**GOAL OF THE EXERCISE**
Reproduce all of the listing below without alteration.

**AVAILABLE RECORDS**
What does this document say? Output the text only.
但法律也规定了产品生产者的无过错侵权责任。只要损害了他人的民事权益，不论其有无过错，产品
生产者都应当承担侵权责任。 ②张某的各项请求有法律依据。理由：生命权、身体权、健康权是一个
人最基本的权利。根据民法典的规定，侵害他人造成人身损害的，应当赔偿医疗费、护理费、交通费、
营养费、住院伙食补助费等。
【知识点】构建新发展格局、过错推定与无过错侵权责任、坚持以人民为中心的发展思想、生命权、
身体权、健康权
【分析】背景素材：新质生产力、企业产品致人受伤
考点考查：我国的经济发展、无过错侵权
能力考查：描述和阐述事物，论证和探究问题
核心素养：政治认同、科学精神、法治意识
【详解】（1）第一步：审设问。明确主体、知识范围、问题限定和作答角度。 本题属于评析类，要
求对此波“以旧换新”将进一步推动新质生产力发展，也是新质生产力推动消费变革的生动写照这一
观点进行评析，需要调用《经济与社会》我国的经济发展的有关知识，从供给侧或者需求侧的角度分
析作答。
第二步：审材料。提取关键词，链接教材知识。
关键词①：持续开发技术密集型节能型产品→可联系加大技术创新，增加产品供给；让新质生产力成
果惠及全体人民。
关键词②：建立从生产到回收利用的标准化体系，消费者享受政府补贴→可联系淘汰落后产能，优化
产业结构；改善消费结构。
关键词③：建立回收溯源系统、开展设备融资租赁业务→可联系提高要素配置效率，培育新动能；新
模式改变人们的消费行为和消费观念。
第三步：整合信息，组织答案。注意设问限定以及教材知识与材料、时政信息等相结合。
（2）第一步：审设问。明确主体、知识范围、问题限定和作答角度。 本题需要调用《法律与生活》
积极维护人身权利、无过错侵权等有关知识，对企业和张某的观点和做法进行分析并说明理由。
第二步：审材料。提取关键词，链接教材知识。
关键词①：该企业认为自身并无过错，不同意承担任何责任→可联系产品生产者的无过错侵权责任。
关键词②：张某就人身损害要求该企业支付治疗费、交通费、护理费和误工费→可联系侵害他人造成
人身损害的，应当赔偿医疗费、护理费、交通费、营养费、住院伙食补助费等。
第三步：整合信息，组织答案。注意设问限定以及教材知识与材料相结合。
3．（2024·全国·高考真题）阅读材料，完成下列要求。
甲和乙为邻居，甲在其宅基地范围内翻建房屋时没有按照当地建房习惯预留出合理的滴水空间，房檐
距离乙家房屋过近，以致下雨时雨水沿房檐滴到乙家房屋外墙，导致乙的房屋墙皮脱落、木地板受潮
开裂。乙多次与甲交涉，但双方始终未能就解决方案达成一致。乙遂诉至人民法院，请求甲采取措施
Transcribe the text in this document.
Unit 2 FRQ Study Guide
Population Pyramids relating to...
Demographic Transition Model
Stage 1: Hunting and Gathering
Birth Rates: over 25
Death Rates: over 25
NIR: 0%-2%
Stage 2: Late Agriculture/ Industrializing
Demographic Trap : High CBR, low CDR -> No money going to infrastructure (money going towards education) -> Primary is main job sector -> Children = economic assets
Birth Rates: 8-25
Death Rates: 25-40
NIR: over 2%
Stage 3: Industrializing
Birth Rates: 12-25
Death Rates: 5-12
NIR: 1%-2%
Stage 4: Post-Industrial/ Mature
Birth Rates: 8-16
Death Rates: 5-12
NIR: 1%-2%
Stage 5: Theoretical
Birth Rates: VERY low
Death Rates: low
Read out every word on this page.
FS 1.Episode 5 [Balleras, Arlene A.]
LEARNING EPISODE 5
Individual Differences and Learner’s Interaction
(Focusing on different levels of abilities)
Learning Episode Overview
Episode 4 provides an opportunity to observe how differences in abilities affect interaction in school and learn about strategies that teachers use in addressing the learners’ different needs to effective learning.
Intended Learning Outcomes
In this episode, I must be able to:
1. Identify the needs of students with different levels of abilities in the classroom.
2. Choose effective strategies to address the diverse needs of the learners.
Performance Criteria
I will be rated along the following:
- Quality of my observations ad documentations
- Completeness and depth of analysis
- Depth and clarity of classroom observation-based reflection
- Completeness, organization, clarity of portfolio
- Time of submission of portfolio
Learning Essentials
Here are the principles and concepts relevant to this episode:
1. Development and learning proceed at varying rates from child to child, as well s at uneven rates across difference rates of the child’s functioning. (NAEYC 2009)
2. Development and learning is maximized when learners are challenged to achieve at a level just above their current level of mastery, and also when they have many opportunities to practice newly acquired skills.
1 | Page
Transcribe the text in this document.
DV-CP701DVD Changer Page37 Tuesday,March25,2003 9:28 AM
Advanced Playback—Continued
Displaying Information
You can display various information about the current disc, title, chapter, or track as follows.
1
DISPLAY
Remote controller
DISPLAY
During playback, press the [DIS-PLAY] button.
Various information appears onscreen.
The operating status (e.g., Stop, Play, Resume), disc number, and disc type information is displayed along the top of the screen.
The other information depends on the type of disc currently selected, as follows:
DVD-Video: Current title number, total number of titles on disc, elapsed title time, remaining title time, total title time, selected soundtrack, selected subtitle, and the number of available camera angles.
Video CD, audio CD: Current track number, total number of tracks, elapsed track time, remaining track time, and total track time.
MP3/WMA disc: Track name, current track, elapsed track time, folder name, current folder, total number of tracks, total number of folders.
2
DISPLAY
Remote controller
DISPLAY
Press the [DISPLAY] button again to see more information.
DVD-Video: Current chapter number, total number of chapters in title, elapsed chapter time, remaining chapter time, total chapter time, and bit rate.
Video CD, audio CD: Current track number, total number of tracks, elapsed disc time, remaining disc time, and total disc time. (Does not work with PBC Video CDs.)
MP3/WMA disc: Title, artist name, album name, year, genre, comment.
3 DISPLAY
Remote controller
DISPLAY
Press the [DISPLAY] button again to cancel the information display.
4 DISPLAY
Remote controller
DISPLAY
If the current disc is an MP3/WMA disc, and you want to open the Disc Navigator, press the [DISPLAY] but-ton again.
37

**OUTPUT OF THE EXERCISE**
What does this document say? Output the text only.
但法律也规定了产品生产者的无过错侵权责任。只要损害了他人的民事权益，不论其有无过错，产品
生产者都应当承担侵权责任。 ②张某的各项请求有法律依据。理由：生命权、身体权、健康权是一个
人最基本的权利。根据民法典的规定，侵害他人造成人身损害的，应当赔偿医疗费、护理费、交通费、
营养费、住院伙食补助费等。
【知识点】构建新发展格局、过错推定与无过错侵权责任、坚持以人民为中心的发展思想、生命权、
身体权、健康权
【分析】背景素材：新质生产力、企业产品致人受伤
考点考查：我国的经济发展、无过错侵权
能力考查：描述和阐述事物，论证和探究问题
核心素养：政治认同、科学精神、法治意识
【详解】（1）第一步：审设问。明确主体、知识范围、问题限定和作答角度。 本题属于评析类，要
求对此波“以旧换新”将进一步推动新质生产力发展，也是新质生产力推动消费变革的生动写照这一
观点进行评析，需要调用《经济与社会》我国的经济发展的有关知识，从供给侧或者需求侧的角度分
析作答。
第二步：审材料。提取关键词，链接教材知识。
关键词①：持续开发技术密集型节能型产品→可联系加大技术创新，增加产品供给；让新质生产力成
果惠及全体人民。
关键词②：建立从生产到回收利用的标准化体系，消费者享受政府补贴→可联系淘汰落后产能，优化
产业结构；改善消费结构。
关键词③：建立回收溯源系统、开展设备融资租赁业务→可联系提高要素配置效率，培育新动能；新
模式改变人们的消费行为和消费观念。
第三步：整合信息，组织答案。注意设问限定以及教材知识与材料、时政信息等相结合。
（2）第一步：审设问。明确主体、知识范围、问题限定和作答角度。 本题需要调用《法律与生活》
积极维护人身权利、无过错侵权等有关知识，对企业和张某的观点和做法进行分析并说明理由。
第二步：审材料。提取关键词，链接教材知识。
关键词①：该企业认为自身并无过错，不同意承担任何责任→可联系产品生产者的无过错侵权责任。
关键词②：张某就人身损害要求该企业支付治疗费、交通费、护理费和误工费→可联系侵害他人造成
人身损害的，应当赔偿医疗费、护理费、交通费、营养费、住院伙食补助费等。
第三步：整合信息，组织答案。注意设问限定以及教材知识与材料相结合。
3．（2024·全国·高考真题）阅读材料，完成下列要求。
甲和乙为邻居，甲在其宅基地范围内翻建房屋时没有按照当地建房习惯预留出合理的滴水空间，房檐
距离乙家房屋过近，以致下雨时雨水沿房檐滴到乙家房屋外墙，导致乙的房屋墙皮脱落、木地板受潮
开裂。乙多次与甲交涉，但双方始终未能就解决方案达成一致。乙遂诉至人民法院，请求甲采取措施
Transcribe the text in this document.
Unit 2 FRQ Study Guide
Population Pyramids relating to...
Demographic Transition Model
Stage 1: Hunting and Gathering
Birth Rates: over 25
Death Rates: over 25
NIR: 0%-2%
Stage 2: Late Agriculture/ Industrializing
Demographic Trap : High CBR, low CDR -> No money going to infrastructure (money going towards education) -> Primary is main job sector -> Children = economic assets
Birth Rates: 8-25
Death Rates: 25-40
NIR: over 2%
Stage 3: Industrializing
Birth Rates: 12-25
Death Rates: 5-12
NIR: 1%-2%
Stage 4: Post-Industrial/ Mature
Birth Rates: 8-16
Death Rates: 5-12
NIR: 1%-2%
Stage 5: Theoretical
Birth Rates: VERY low
Death Rates: low
Read out every word on this page.
FS 1.Episode 5 [Balleras, Arlene A.]
LEARNING EPISODE 5
Individual Differences and Learner’s Interaction
(Focusing on different levels of abilities)
Learning Episode Overview
Episode 4 provides an opportunity to observe how differences in abilities affect interaction in school and learn about strategies that teachers use in addressing the learners’ different needs to effective learning.
Intended Learning Outcomes
In this episode, I must be able to:
1. Identify the needs of students with different levels of abilities in the classroom.
2. Choose effective strategies to address the diverse needs of the learners.
Performance Criteria
I will be rated along the following:
- Quality of my observations ad documentations
- Completeness and depth of analysis
- Depth and clarity of classroom observation-based reflection
- Completeness, organization, clarity of portfolio
- Time of submission of portfolio
Learning Essentials
Here are the principles and concepts relevant to this episode:
1. Development and learning proceed at varying rates from child to child, as well s at uneven rates across difference rates of the child’s functioning. (NAEYC 2009)
2. Development and learning is maximized when learners are challenged to achieve at a level just above their current level of mastery, and also when they have many opportunities to practice newly acquired skills.
1 | Page
Transcribe the text in this document.
DV-CP701DVD Changer Page37 Tuesday,March25,2003 9:28 AM
Advanced Playback—Continued
Displaying Information
You can display various information about the current disc, title, chapter, or track as follows.
1
DISPLAY
Remote controller
DISPLAY
During playback, press the [DIS-PLAY] button.
Various information appears onscreen.
The operating status (e.g., Stop, Play, Resume), disc number, and disc type information is displayed along the top of the screen.
The other information depends on the type of disc currently selected, as follows:
DVD-Video: Current title number, total number of titles on disc, elapsed title time, remaining title time, total title time, selected soundtrack, selected subtitle, and the number of available camera angles.
Video CD, audio CD: Current track number, total number of tracks, elapsed track time, remaining track time, and total track time.
MP3/WMA disc: Track name, current track, elapsed track time, folder name, current folder, total number of tracks, total number of folders.
2
DISPLAY
Remote controller
DISPLAY
Press the [DISPLAY] button again to see more information.
DVD-Video: Current chapter number, total number of chapters in title, elapsed chapter time, remaining chapter time, total chapter time, and bit rate.
Video CD, audio CD: Current track number, total number of tracks, elapsed disc time, remaining disc time, and total disc time. (Does not work with PBC Video CDs.)
MP3/WMA disc: Title, artist name, album name, year, genre, comment.
3 DISPLAY
Remote controller
DISPLAY
Press the [DISPLAY] button again to cancel the information display.
4 DISPLAY
Remote controller
DISPLAY
If the current disc is an MP3/WMA disc, and you want to open the Disc Navigator, press the [DISPLAY] but-ton again.
37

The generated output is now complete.